Problem to work on: Whenever a line contains the string "经季节调整", copy it out of the entries.
━━━━━ Dataset ━━━━━
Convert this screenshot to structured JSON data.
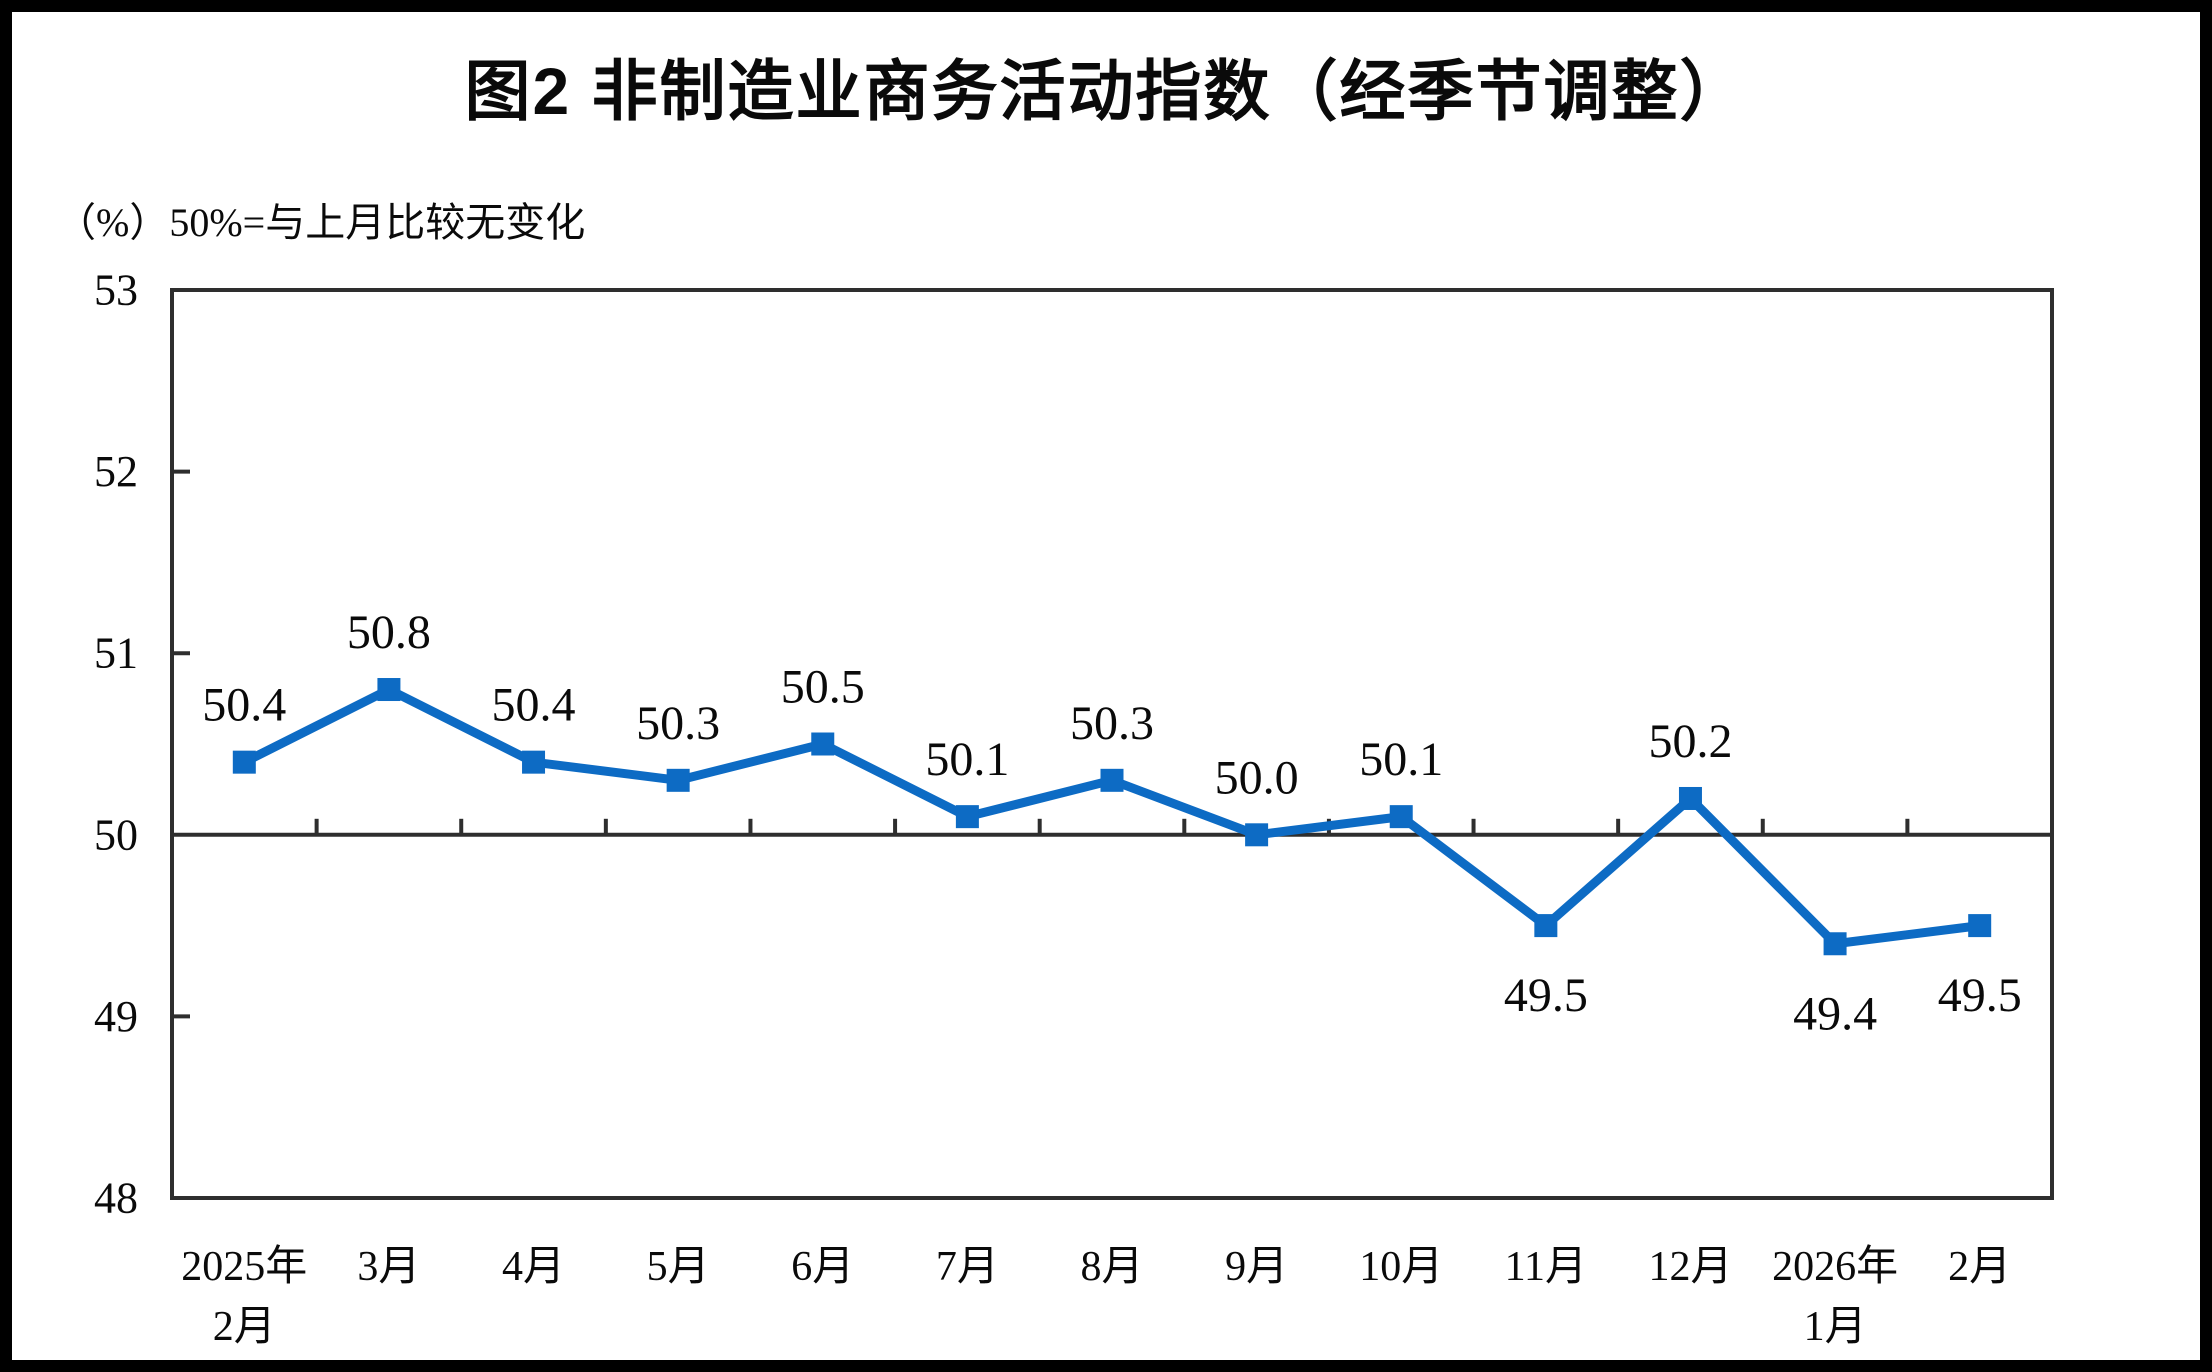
{
  "title": "图2 非制造业商务活动指数（经季节调整）",
  "unit_note": "（%）50%=与上月比较无变化",
  "chart_data": {
    "type": "line",
    "title": "图2 非制造业商务活动指数（经季节调整）",
    "subtitle": "（%）50%=与上月比较无变化",
    "categories": [
      "2025年\n2月",
      "3月",
      "4月",
      "5月",
      "6月",
      "7月",
      "8月",
      "9月",
      "10月",
      "11月",
      "12月",
      "2026年\n1月",
      "2月"
    ],
    "series": [
      {
        "name": "非制造业商务活动指数（经季节调整）",
        "values": [
          50.4,
          50.8,
          50.4,
          50.3,
          50.5,
          50.1,
          50.3,
          50.0,
          50.1,
          49.5,
          50.2,
          49.4,
          49.5
        ]
      }
    ],
    "data_label_positions": [
      "above",
      "above",
      "above",
      "above",
      "above",
      "above",
      "above",
      "above",
      "above",
      "below",
      "above",
      "below",
      "below"
    ],
    "ylim": [
      48,
      53
    ],
    "yticks": [
      48,
      49,
      50,
      51,
      52,
      53
    ],
    "reference_line_y": 50,
    "grid": "off",
    "legend": "none",
    "line_color": "#0d6bc4",
    "axis_color": "#2e2e2e",
    "label_color": "#0a0a0a"
  }
}
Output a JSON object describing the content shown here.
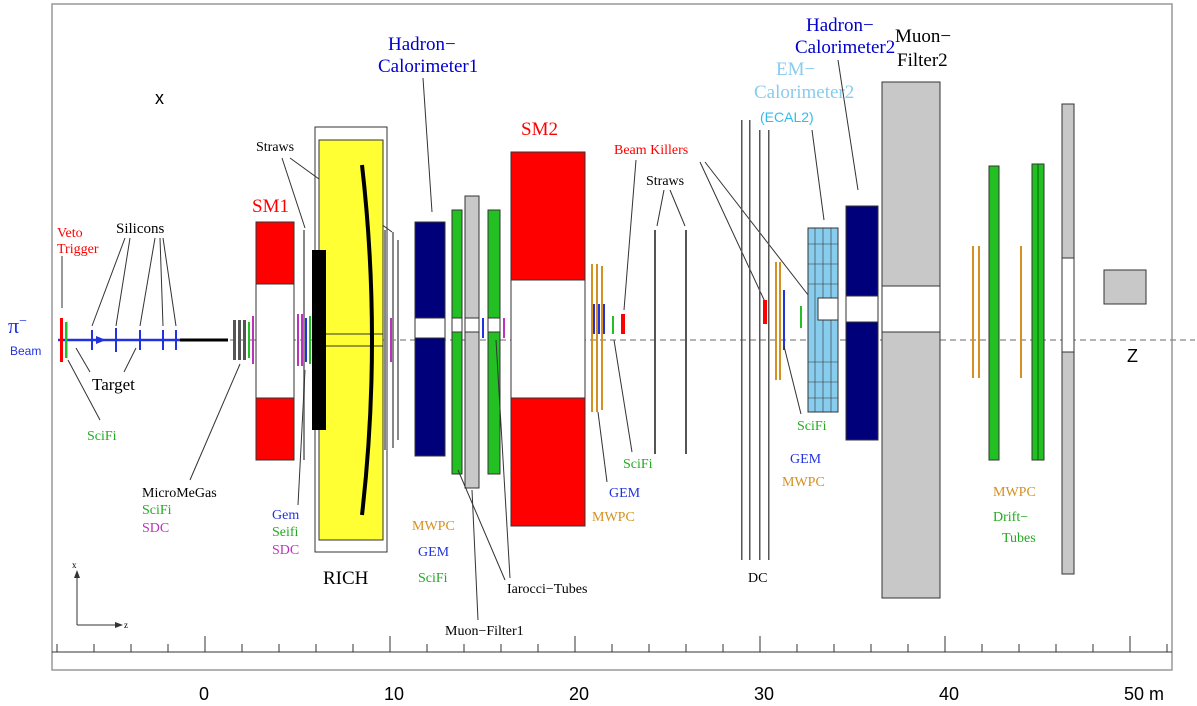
{
  "colors": {
    "red": "#ff0000",
    "blue": "#0000cc",
    "navy": "#00007a",
    "green": "#22c022",
    "yellow": "#ffff33",
    "purple": "#bb33bb",
    "orange": "#d49020",
    "lightblue": "#88ccee",
    "gray": "#c8c8c8",
    "beam": "#2233dd"
  },
  "labels": {
    "axis_x": "x",
    "axis_z": "z",
    "beam_symbol": "π",
    "beam_sup": "−",
    "beam": "Beam",
    "veto": "Veto",
    "trigger": "Trigger",
    "silicons": "Silicons",
    "target": "Target",
    "scifi_target": "SciFi",
    "micromegas": "MicroMeGas",
    "mm_scifi": "SciFi",
    "mm_sdc": "SDC",
    "sm1": "SM1",
    "straws1": "Straws",
    "gem1": "Gem",
    "seifi1": "Seifi",
    "sdc1": "SDC",
    "rich": "RICH",
    "hcal1_line1": "Hadron−",
    "hcal1_line2": "Calorimeter1",
    "mwpc1": "MWPC",
    "gem2": "GEM",
    "scifi2": "SciFi",
    "muon_filter1": "Muon−Filter1",
    "iarocci": "Iarocci−Tubes",
    "sm2": "SM2",
    "gem3": "GEM",
    "mwpc3": "MWPC",
    "scifi3": "SciFi",
    "beam_killers": "Beam Killers",
    "straws2": "Straws",
    "dc": "DC",
    "emcal2_line1": "EM−",
    "emcal2_line2": "Calorimeter2",
    "ecal2": "(ECAL2)",
    "hcal2_line1": "Hadron−",
    "hcal2_line2": "Calorimeter2",
    "scifi4": "SciFi",
    "gem4": "GEM",
    "mwpc4": "MWPC",
    "muon_filter2_line1": "Muon−",
    "muon_filter2_line2": "Filter2",
    "mwpc5": "MWPC",
    "drift_line1": "Drift−",
    "drift_line2": "Tubes",
    "z_label": "Z",
    "legend_x": "x",
    "legend_z": "z"
  },
  "scale": {
    "ticks": [
      {
        "value": 0,
        "label": "0"
      },
      {
        "value": 10,
        "label": "10"
      },
      {
        "value": 20,
        "label": "20"
      },
      {
        "value": 30,
        "label": "30"
      },
      {
        "value": 40,
        "label": "40"
      },
      {
        "value": 50,
        "label": "50 m"
      }
    ]
  }
}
━━━━━
Expected answer:
  "title": "图2 非制造业商务活动指数（经季节调整）",
    "title": "图2 非制造业商务活动指数（经季节调整）",
        "name": "非制造业商务活动指数（经季节调整）",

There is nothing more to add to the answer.